== Aim of the task ==
Reproduce the listing word for word. Skip any image.

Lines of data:
#####

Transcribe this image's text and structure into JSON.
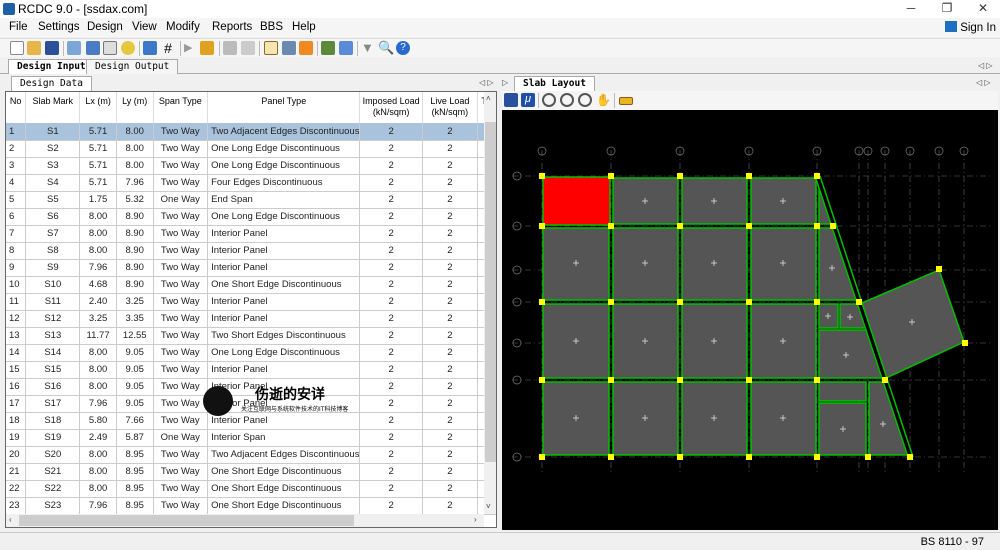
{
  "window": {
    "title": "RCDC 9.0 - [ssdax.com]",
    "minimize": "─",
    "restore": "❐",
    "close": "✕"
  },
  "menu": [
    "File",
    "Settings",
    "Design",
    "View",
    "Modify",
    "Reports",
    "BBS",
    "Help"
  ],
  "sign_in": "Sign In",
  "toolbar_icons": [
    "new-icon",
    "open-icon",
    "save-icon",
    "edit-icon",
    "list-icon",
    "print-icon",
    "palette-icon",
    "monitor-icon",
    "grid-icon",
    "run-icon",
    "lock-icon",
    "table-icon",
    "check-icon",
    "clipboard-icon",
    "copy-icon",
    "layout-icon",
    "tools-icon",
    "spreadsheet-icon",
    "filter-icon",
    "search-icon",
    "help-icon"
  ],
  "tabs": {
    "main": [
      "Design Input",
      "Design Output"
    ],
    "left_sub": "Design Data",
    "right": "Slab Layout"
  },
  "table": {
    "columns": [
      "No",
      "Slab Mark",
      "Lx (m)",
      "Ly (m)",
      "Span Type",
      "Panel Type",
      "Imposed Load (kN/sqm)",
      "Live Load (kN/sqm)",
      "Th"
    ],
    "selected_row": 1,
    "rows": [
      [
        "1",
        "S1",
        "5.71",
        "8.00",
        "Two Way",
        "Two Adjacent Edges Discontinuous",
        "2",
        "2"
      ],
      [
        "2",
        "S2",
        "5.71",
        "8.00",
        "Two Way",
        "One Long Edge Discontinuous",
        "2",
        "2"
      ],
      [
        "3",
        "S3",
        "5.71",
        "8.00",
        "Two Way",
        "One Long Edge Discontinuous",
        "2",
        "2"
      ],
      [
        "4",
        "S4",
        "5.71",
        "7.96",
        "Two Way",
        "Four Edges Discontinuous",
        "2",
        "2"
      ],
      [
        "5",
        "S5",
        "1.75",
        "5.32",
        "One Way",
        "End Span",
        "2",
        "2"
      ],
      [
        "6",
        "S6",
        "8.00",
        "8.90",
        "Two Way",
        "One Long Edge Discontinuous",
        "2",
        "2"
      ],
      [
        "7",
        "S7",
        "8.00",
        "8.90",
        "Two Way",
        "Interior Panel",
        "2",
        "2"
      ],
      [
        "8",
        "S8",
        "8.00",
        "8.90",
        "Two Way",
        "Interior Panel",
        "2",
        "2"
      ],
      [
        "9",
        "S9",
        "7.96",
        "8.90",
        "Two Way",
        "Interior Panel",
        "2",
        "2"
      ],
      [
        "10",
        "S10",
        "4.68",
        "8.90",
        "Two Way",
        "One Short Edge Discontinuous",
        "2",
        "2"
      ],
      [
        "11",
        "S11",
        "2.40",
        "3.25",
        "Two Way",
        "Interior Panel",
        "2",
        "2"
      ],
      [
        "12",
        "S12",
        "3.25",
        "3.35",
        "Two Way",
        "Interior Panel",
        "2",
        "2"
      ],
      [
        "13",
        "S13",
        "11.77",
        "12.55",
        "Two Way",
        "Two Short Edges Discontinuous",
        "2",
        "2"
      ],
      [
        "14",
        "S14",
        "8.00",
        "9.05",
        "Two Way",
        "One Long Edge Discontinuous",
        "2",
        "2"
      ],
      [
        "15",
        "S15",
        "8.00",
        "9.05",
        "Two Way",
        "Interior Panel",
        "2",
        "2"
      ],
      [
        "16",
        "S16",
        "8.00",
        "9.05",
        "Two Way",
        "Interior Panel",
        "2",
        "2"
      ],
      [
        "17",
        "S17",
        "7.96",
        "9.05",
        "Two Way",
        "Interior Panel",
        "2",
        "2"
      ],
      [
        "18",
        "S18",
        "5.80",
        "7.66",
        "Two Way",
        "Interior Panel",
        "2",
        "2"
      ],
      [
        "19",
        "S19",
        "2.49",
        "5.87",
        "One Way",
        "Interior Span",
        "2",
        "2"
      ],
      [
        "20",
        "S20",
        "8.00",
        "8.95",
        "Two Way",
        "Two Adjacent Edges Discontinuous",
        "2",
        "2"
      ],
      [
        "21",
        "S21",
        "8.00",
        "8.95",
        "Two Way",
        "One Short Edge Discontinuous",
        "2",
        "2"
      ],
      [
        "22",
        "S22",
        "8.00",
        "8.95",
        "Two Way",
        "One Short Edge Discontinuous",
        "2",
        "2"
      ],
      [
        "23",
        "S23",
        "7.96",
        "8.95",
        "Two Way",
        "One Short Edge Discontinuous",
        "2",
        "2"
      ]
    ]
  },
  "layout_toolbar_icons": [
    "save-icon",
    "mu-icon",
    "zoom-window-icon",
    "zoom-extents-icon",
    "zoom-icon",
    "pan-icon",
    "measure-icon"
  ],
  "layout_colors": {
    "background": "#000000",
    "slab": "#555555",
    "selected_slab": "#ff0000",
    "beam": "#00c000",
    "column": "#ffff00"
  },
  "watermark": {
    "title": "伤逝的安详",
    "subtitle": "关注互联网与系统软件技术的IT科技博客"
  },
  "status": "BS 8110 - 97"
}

#####

== Finished exercise ==
Transcribe this image's text and structure into JSON.
{
  "window": {
    "title": "RCDC 9.0 - [ssdax.com]",
    "minimize": "─",
    "restore": "❐",
    "close": "✕"
  },
  "menu": [
    "File",
    "Settings",
    "Design",
    "View",
    "Modify",
    "Reports",
    "BBS",
    "Help"
  ],
  "sign_in": "Sign In",
  "toolbar_icons": [
    "new-icon",
    "open-icon",
    "save-icon",
    "edit-icon",
    "list-icon",
    "print-icon",
    "palette-icon",
    "monitor-icon",
    "grid-icon",
    "run-icon",
    "lock-icon",
    "table-icon",
    "check-icon",
    "clipboard-icon",
    "copy-icon",
    "layout-icon",
    "tools-icon",
    "spreadsheet-icon",
    "filter-icon",
    "search-icon",
    "help-icon"
  ],
  "tabs": {
    "main": [
      "Design Input",
      "Design Output"
    ],
    "left_sub": "Design Data",
    "right": "Slab Layout"
  },
  "table": {
    "columns": [
      "No",
      "Slab Mark",
      "Lx (m)",
      "Ly (m)",
      "Span Type",
      "Panel Type",
      "Imposed Load (kN/sqm)",
      "Live Load (kN/sqm)",
      "Th"
    ],
    "selected_row": 1,
    "rows": [
      [
        "1",
        "S1",
        "5.71",
        "8.00",
        "Two Way",
        "Two Adjacent Edges Discontinuous",
        "2",
        "2"
      ],
      [
        "2",
        "S2",
        "5.71",
        "8.00",
        "Two Way",
        "One Long Edge Discontinuous",
        "2",
        "2"
      ],
      [
        "3",
        "S3",
        "5.71",
        "8.00",
        "Two Way",
        "One Long Edge Discontinuous",
        "2",
        "2"
      ],
      [
        "4",
        "S4",
        "5.71",
        "7.96",
        "Two Way",
        "Four Edges Discontinuous",
        "2",
        "2"
      ],
      [
        "5",
        "S5",
        "1.75",
        "5.32",
        "One Way",
        "End Span",
        "2",
        "2"
      ],
      [
        "6",
        "S6",
        "8.00",
        "8.90",
        "Two Way",
        "One Long Edge Discontinuous",
        "2",
        "2"
      ],
      [
        "7",
        "S7",
        "8.00",
        "8.90",
        "Two Way",
        "Interior Panel",
        "2",
        "2"
      ],
      [
        "8",
        "S8",
        "8.00",
        "8.90",
        "Two Way",
        "Interior Panel",
        "2",
        "2"
      ],
      [
        "9",
        "S9",
        "7.96",
        "8.90",
        "Two Way",
        "Interior Panel",
        "2",
        "2"
      ],
      [
        "10",
        "S10",
        "4.68",
        "8.90",
        "Two Way",
        "One Short Edge Discontinuous",
        "2",
        "2"
      ],
      [
        "11",
        "S11",
        "2.40",
        "3.25",
        "Two Way",
        "Interior Panel",
        "2",
        "2"
      ],
      [
        "12",
        "S12",
        "3.25",
        "3.35",
        "Two Way",
        "Interior Panel",
        "2",
        "2"
      ],
      [
        "13",
        "S13",
        "11.77",
        "12.55",
        "Two Way",
        "Two Short Edges Discontinuous",
        "2",
        "2"
      ],
      [
        "14",
        "S14",
        "8.00",
        "9.05",
        "Two Way",
        "One Long Edge Discontinuous",
        "2",
        "2"
      ],
      [
        "15",
        "S15",
        "8.00",
        "9.05",
        "Two Way",
        "Interior Panel",
        "2",
        "2"
      ],
      [
        "16",
        "S16",
        "8.00",
        "9.05",
        "Two Way",
        "Interior Panel",
        "2",
        "2"
      ],
      [
        "17",
        "S17",
        "7.96",
        "9.05",
        "Two Way",
        "Interior Panel",
        "2",
        "2"
      ],
      [
        "18",
        "S18",
        "5.80",
        "7.66",
        "Two Way",
        "Interior Panel",
        "2",
        "2"
      ],
      [
        "19",
        "S19",
        "2.49",
        "5.87",
        "One Way",
        "Interior Span",
        "2",
        "2"
      ],
      [
        "20",
        "S20",
        "8.00",
        "8.95",
        "Two Way",
        "Two Adjacent Edges Discontinuous",
        "2",
        "2"
      ],
      [
        "21",
        "S21",
        "8.00",
        "8.95",
        "Two Way",
        "One Short Edge Discontinuous",
        "2",
        "2"
      ],
      [
        "22",
        "S22",
        "8.00",
        "8.95",
        "Two Way",
        "One Short Edge Discontinuous",
        "2",
        "2"
      ],
      [
        "23",
        "S23",
        "7.96",
        "8.95",
        "Two Way",
        "One Short Edge Discontinuous",
        "2",
        "2"
      ]
    ]
  },
  "layout_toolbar_icons": [
    "save-icon",
    "mu-icon",
    "zoom-window-icon",
    "zoom-extents-icon",
    "zoom-icon",
    "pan-icon",
    "measure-icon"
  ],
  "layout_colors": {
    "background": "#000000",
    "slab": "#555555",
    "selected_slab": "#ff0000",
    "beam": "#00c000",
    "column": "#ffff00"
  },
  "watermark": {
    "title": "伤逝的安详",
    "subtitle": "关注互联网与系统软件技术的IT科技博客"
  },
  "status": "BS 8110 - 97"
}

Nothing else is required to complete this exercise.